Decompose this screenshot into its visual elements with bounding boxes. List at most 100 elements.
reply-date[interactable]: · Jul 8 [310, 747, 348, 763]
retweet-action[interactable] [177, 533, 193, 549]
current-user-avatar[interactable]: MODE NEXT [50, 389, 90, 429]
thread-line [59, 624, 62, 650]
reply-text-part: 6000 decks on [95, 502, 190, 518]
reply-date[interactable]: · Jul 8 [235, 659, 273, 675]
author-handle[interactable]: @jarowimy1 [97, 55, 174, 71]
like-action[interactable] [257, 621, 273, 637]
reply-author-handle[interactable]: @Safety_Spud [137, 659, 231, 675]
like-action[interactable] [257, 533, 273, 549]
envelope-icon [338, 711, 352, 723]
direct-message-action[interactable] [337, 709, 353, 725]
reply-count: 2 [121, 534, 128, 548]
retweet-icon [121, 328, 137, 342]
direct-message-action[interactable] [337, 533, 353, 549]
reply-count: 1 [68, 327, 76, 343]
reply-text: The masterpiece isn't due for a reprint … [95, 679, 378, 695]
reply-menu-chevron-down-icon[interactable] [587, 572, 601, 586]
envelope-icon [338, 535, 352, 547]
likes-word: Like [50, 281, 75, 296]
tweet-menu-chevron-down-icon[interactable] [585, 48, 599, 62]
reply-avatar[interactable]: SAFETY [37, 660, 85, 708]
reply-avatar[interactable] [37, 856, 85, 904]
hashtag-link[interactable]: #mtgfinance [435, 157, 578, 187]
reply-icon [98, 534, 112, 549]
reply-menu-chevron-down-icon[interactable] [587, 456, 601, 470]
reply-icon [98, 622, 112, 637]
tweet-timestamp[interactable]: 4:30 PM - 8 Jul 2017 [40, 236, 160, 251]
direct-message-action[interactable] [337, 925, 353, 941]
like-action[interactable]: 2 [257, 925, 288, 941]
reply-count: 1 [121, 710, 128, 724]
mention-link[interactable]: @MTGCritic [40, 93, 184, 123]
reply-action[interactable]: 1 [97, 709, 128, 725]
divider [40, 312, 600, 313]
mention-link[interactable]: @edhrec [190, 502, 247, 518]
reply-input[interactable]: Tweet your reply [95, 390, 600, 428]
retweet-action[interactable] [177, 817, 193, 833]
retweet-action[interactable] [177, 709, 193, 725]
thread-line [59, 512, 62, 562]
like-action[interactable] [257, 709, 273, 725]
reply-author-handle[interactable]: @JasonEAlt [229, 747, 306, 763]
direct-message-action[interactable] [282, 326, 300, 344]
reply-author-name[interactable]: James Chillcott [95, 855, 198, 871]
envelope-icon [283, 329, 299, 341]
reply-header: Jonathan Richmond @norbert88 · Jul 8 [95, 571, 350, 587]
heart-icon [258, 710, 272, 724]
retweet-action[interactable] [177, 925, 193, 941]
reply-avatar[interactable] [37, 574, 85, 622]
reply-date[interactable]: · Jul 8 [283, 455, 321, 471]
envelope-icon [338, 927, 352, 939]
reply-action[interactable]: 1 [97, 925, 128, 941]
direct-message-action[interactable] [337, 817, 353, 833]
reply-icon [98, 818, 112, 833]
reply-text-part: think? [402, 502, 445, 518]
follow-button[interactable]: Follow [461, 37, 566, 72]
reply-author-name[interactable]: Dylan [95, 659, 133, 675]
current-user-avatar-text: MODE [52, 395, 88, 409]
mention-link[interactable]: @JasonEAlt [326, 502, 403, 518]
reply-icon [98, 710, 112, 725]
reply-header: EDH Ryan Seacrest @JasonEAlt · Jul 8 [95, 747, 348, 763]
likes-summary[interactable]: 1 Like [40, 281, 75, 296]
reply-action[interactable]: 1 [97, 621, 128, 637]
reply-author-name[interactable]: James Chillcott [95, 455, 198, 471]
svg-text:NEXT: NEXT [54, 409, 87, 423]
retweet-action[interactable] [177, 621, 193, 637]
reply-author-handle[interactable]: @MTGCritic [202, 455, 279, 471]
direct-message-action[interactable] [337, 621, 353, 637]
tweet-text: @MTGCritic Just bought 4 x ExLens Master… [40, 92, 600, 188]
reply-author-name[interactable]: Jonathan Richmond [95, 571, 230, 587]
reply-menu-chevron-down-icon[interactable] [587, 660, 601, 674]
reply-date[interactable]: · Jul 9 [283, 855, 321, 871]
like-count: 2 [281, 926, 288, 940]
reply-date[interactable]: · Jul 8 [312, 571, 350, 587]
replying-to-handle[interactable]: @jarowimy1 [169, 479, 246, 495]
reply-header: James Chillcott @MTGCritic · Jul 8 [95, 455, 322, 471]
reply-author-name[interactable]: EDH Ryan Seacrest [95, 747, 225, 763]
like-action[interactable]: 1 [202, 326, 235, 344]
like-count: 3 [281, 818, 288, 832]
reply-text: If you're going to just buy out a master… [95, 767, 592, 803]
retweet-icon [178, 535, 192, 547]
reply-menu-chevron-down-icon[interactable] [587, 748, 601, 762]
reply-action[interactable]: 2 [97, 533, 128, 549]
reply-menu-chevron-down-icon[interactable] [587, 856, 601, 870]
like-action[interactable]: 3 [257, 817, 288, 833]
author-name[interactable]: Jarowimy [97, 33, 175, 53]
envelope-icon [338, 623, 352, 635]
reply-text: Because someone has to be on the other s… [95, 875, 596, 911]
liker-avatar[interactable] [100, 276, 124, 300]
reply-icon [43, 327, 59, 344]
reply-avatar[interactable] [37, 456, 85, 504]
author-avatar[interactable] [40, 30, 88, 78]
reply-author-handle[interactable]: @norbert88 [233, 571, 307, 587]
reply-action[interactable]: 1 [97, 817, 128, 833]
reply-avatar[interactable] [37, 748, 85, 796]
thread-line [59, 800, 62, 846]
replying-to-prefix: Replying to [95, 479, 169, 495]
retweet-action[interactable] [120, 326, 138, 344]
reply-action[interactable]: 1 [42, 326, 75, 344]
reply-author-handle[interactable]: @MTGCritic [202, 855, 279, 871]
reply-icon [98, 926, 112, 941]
* * *
● **Goal**
Echo the stretch of the listing from its start through the line containing "thread-line [59, 624, 62, 650]", both ends included.

● **Expected answer**
Decompose this screenshot into its visual elements with bounding boxes. List at most 100 elements.
reply-date[interactable]: · Jul 8 [310, 747, 348, 763]
retweet-action[interactable] [177, 533, 193, 549]
current-user-avatar[interactable]: MODE NEXT [50, 389, 90, 429]
thread-line [59, 624, 62, 650]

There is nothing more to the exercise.